**給定文本**
####
這是通過傳統回撥方式實現的非同步程式設計,結果如下:
[Tue Mar 27 17:52:49 2018] callback_way() called, time delta: 0.054735804048789374
b、生成器

class Crawler2:
    def __init__(self, url):
        self.url = url
        self.response = b''

    def fetch(self):
        global stopped
        sock = socket.socket()
        yield from connect(sock, ('www.sina.com', 80))
        get = 'GET {0} HTTP/1.0\r\nHost: www.sina.com\r\n\r\n'.format(self.url)
        sock.send(get.encode('ascii'))
        self.response = yield from read_all(sock)
        urls_todo.remove(self.url)
        if not urls_todo:
            stopped = True

class Task:
    def __init__(self, coro):
        self.coro = coro
        f = Future1()
        f.set_result(None)
        self.step(f)

    def step(self, future):
        try:
            # send會進入到coro執行, 即fetch, 直到下次yield
            # next_future 為yield返回的物件
            next_future = self.coro.send(future.result)
        except StopIteration:
            return
        next_future.add_done_callback(self.step)

def loop1():
    while not stopped:
        events = selector.select()
        for event_key,event_mask in events:
            callback = event_key.data
            callback()

執行結果如下:
[Tue Mar 27 17:54:27 2018] generate_way() called, time delta: 0.2914336347673473

c、協程

def nonblocking_way():
    sock = socket.socket(socket.AF_INET,socket.SOCK_STREAM)
####
**練習題目**
1 > 把文本中以「這是通過傳統回撥方式」開頭的段落改寫成條列形式，保留主要資訊。
2 > 原樣輸出文本中從「for event_key,event_mask in」到「sock = socket.socket(socket.AF_INET,socket.SOCK_STREAM)」的部分，一字不改。

版面標註條目:
####
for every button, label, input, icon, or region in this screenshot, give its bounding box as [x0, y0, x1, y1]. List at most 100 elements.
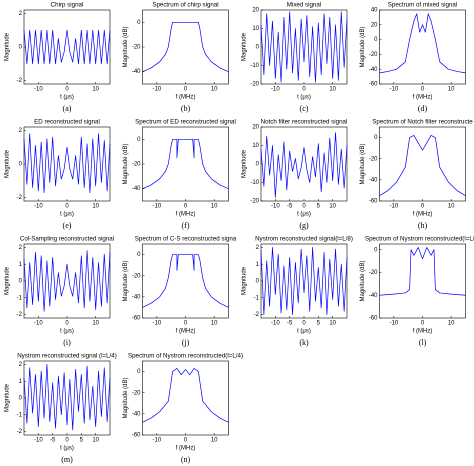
- y-tick-label: -40: [369, 177, 378, 183]
- y-tick-label: -60: [132, 316, 141, 322]
- plot-area: [260, 243, 348, 319]
- y-tick-label: -1: [17, 295, 23, 301]
- x-tick-label: -10: [152, 321, 161, 327]
- y-tick-label: 2: [256, 245, 260, 251]
- signal-line: [379, 13, 466, 74]
- y-tick-label: -2: [254, 312, 260, 318]
- x-axis-label: f (MHz): [413, 329, 433, 335]
- chart-title: Spectrum of Nystrom reconstructed(l=L/4): [128, 353, 243, 360]
- x-tick-label: 0: [302, 87, 306, 93]
- y-tick-label: -20: [250, 82, 259, 88]
- x-tick-label: 10: [92, 438, 99, 444]
- chart-title: Spectrum of C-S reconstructed signa: [135, 236, 237, 243]
- caption: (l): [419, 338, 427, 347]
- y-tick-label: 20: [252, 8, 259, 14]
- caption: (i): [63, 338, 71, 347]
- caption: (c): [300, 104, 309, 113]
- caption: (b): [181, 104, 191, 113]
- chart-title: Spectrum of chirp signal: [152, 2, 218, 9]
- x-tick-label: 5: [317, 204, 321, 210]
- y-axis-label: Magnitude: [5, 383, 11, 412]
- plot-area: [379, 9, 466, 85]
- signal-line: [260, 132, 348, 198]
- y-tick-label: 0: [137, 20, 141, 26]
- caption: (k): [299, 338, 309, 347]
- chart-title: Spectrum of Nystrom reconstructed(l=L/8): [365, 236, 474, 243]
- chart-title: ED reconstructed signal: [34, 119, 100, 126]
- x-tick-label: 0: [65, 87, 69, 93]
- x-tick-label: 0: [302, 204, 306, 210]
- caption: (e): [63, 221, 72, 230]
- signal-line: [142, 254, 229, 308]
- x-tick-label: 0: [65, 321, 69, 327]
- x-axis-label: f (MHz): [413, 95, 433, 101]
- y-axis-label: Magnitude (dB): [123, 143, 129, 184]
- x-tick-label: 10: [448, 87, 455, 93]
- x-tick-label: -10: [152, 204, 161, 210]
- y-tick-label: 20: [371, 22, 378, 28]
- signal-line: [142, 138, 229, 189]
- y-tick-label: -2: [17, 78, 23, 84]
- y-tick-label: 40: [371, 8, 378, 14]
- x-tick-label: 0: [421, 321, 425, 327]
- caption: (h): [418, 221, 428, 230]
- signal-line: [379, 247, 466, 296]
- x-tick-label: 10: [211, 438, 218, 444]
- y-tick-label: 0: [137, 252, 141, 258]
- caption: (d): [418, 104, 428, 113]
- y-axis-label: Magnitude (dB): [360, 143, 366, 184]
- y-tick-label: -10: [250, 180, 259, 186]
- x-tick-label: 5: [317, 321, 321, 327]
- signal-line: [142, 21, 229, 72]
- x-tick-label: 10: [92, 87, 99, 93]
- x-tick-label: -10: [389, 87, 398, 93]
- x-axis-label: f (MHz): [176, 446, 196, 452]
- y-tick-label: 0: [137, 137, 141, 143]
- x-tick-label: 0: [302, 321, 306, 327]
- x-axis-label: f (MHz): [413, 212, 433, 218]
- x-tick-label: -10: [152, 438, 161, 444]
- x-tick-label: 0: [184, 438, 188, 444]
- y-axis-label: Magnitude: [5, 32, 11, 61]
- y-tick-label: -40: [132, 294, 141, 300]
- x-tick-label: -10: [152, 87, 161, 93]
- y-tick-label: 0: [19, 45, 23, 51]
- plot-area: [260, 126, 348, 202]
- x-tick-label: 10: [329, 204, 336, 210]
- chart-title: Nystrom reconstructed signal(l=L/8): [255, 236, 353, 243]
- chart-title: Mixed signal: [287, 2, 321, 9]
- y-tick-label: 0: [19, 279, 23, 285]
- x-tick-label: -10: [34, 321, 43, 327]
- caption: (m): [61, 455, 73, 464]
- plot-area: [142, 9, 229, 85]
- y-tick-label: -20: [132, 273, 141, 279]
- x-axis-label: t (μs): [297, 212, 311, 218]
- signal-line: [260, 247, 348, 315]
- x-tick-label: -5: [50, 438, 56, 444]
- y-axis-label: Magnitude: [5, 266, 11, 295]
- x-tick-label: 10: [448, 204, 455, 210]
- y-tick-label: 0: [256, 279, 260, 285]
- x-tick-label: 10: [92, 321, 99, 327]
- x-tick-label: -10: [271, 204, 280, 210]
- signal-line: [23, 29, 111, 65]
- caption: (a): [63, 104, 72, 113]
- y-tick-label: -40: [132, 411, 141, 417]
- y-tick-label: -10: [250, 63, 259, 69]
- x-tick-label: 10: [211, 204, 218, 210]
- x-tick-label: 0: [184, 321, 188, 327]
- x-tick-label: 10: [448, 321, 455, 327]
- plot-area: [142, 360, 229, 436]
- y-tick-label: 0: [256, 162, 260, 168]
- chart-title: Col-Sampling reconstructed signal: [20, 236, 114, 243]
- x-axis-label: t (μs): [297, 95, 311, 101]
- x-tick-label: 0: [65, 438, 69, 444]
- x-axis-label: t (μs): [60, 95, 74, 101]
- y-axis-label: Magnitude (dB): [360, 26, 366, 67]
- y-axis-label: Magnitude: [5, 149, 11, 178]
- x-axis-label: t (μs): [60, 212, 74, 218]
- x-tick-label: -10: [389, 321, 398, 327]
- y-tick-label: -1: [17, 412, 23, 418]
- x-tick-label: 0: [184, 87, 188, 93]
####
**參考答案**
1 >
- 實現方式：傳統回撥方式的非同步程式設計
- 執行時間：Tue Mar 27 17:52:49 2018
- 呼叫函式：callback_way()
- 時間差：0.054735804048789374

2 >
for event_key,event_mask in events:
            callback = event_key.data
            callback()

執行結果如下:
[Tue Mar 27 17:54:27 2018] generate_way() called, time delta: 0.2914336347673473

c、協程

def nonblocking_way():
    sock = socket.socket(socket.AF_INET,socket.SOCK_STREAM)